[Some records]
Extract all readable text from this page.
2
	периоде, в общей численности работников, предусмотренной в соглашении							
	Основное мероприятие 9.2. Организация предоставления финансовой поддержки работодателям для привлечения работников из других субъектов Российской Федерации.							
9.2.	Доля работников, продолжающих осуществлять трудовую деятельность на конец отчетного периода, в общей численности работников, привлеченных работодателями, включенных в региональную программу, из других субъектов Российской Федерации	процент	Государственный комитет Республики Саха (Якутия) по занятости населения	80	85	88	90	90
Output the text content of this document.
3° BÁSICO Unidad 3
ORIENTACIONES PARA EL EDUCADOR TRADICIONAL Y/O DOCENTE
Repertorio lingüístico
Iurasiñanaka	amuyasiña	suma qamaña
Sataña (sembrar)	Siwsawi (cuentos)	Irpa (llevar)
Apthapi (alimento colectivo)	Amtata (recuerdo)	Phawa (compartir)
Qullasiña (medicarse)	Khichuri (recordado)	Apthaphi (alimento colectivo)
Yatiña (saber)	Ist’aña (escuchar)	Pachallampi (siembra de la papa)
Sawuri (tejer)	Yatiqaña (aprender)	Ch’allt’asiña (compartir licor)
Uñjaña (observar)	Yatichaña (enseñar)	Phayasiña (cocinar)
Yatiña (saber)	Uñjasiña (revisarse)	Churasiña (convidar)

- Work to do -
Please extract exactly, and only, the lines from the line containing "Output the text content of this document." through the last line of the records.

- Solved exercise -
Output the text content of this document.
3° BÁSICO Unidad 3
ORIENTACIONES PARA EL EDUCADOR TRADICIONAL Y/O DOCENTE
Repertorio lingüístico
Iurasiñanaka	amuyasiña	suma qamaña
Sataña (sembrar)	Siwsawi (cuentos)	Irpa (llevar)
Apthapi (alimento colectivo)	Amtata (recuerdo)	Phawa (compartir)
Qullasiña (medicarse)	Khichuri (recordado)	Apthaphi (alimento colectivo)
Yatiña (saber)	Ist’aña (escuchar)	Pachallampi (siembra de la papa)
Sawuri (tejer)	Yatiqaña (aprender)	Ch’allt’asiña (compartir licor)
Uñjaña (observar)	Yatichaña (enseñar)	Phayasiña (cocinar)
Yatiña (saber)	Uñjasiña (revisarse)	Churasiña (convidar)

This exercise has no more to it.